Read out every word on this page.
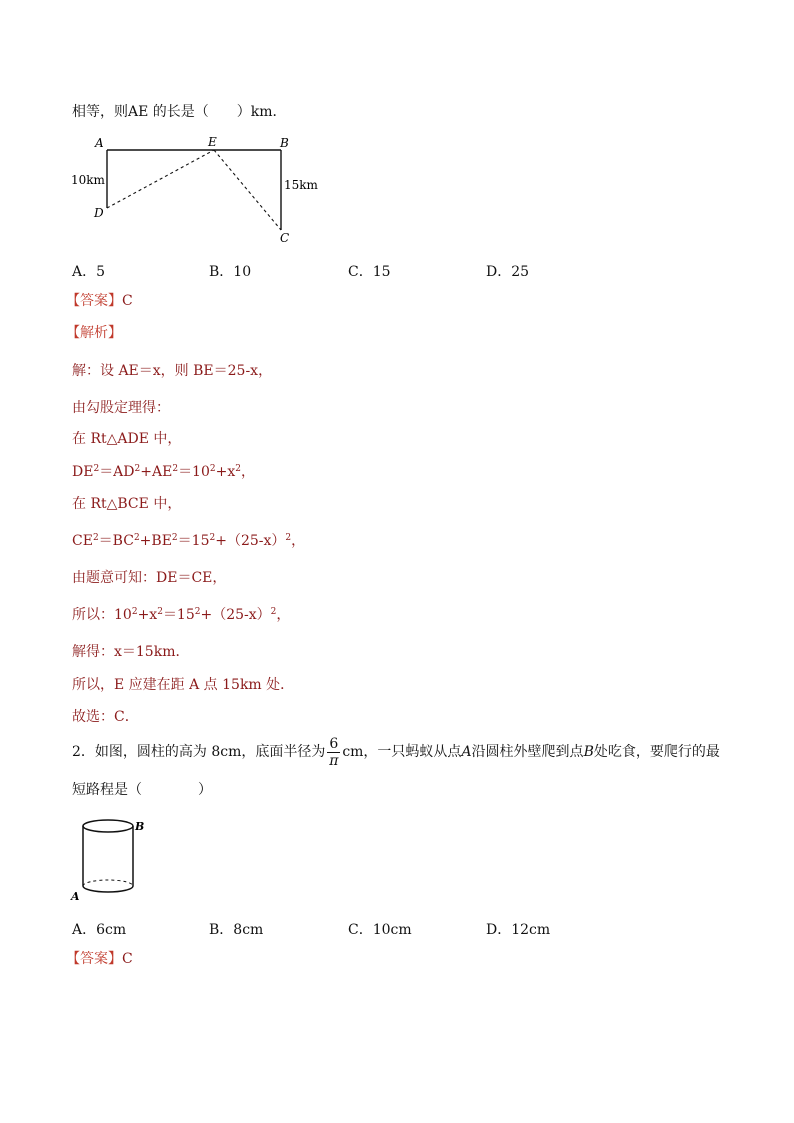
相等，则AE 的长是（　　）km．
A	E	B
D
C
10km	15km
A．5	B．10	C．15	D．25
【答案】C
【解析】
解：设 AE＝x，则 BE＝25-x，
由勾股定理得：
在 Rt△ADE 中，
$DE^2=AD^2+AE^2=10^2+x^2$，
在 Rt△BCE 中，
$CE^2=BC^2+BE^2=15^2+(25-x)^2$，
由题意可知：DE＝CE，
所以：$10^2+x^2=15^2+(25-x)^2$，
解得：x＝15km．
所以，E 应建在距 A 点 15km 处．
故选：C．
2．如图，圆柱的高为 8cm，底面半径为 $\frac{6}{\pi}$ cm，一只蚂蚁从点A沿圆柱外壁爬到点B处吃食，要爬行的最
短路程是（　　　　）
B
A
A．6cm	B．8cm	C．10cm	D．12cm
【答案】C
+++++
WORK TO COMPLETE:
Transcribe every line from the records above without alteration, and leave out the images.

EXPECTED ANSWER:
Read out every word on this page.
相等，则AE 的长是（　　）km．
A	E	B
D
C
10km	15km
A．5	B．10	C．15	D．25
【答案】C
【解析】
解：设 AE＝x，则 BE＝25-x，
由勾股定理得：
在 Rt△ADE 中，
$DE^2=AD^2+AE^2=10^2+x^2$，
在 Rt△BCE 中，
$CE^2=BC^2+BE^2=15^2+(25-x)^2$，
由题意可知：DE＝CE，
所以：$10^2+x^2=15^2+(25-x)^2$，
解得：x＝15km．
所以，E 应建在距 A 点 15km 处．
故选：C．
2．如图，圆柱的高为 8cm，底面半径为 $\frac{6}{\pi}$ cm，一只蚂蚁从点A沿圆柱外壁爬到点B处吃食，要爬行的最
短路程是（　　　　）
B
A
A．6cm	B．8cm	C．10cm	D．12cm
【答案】C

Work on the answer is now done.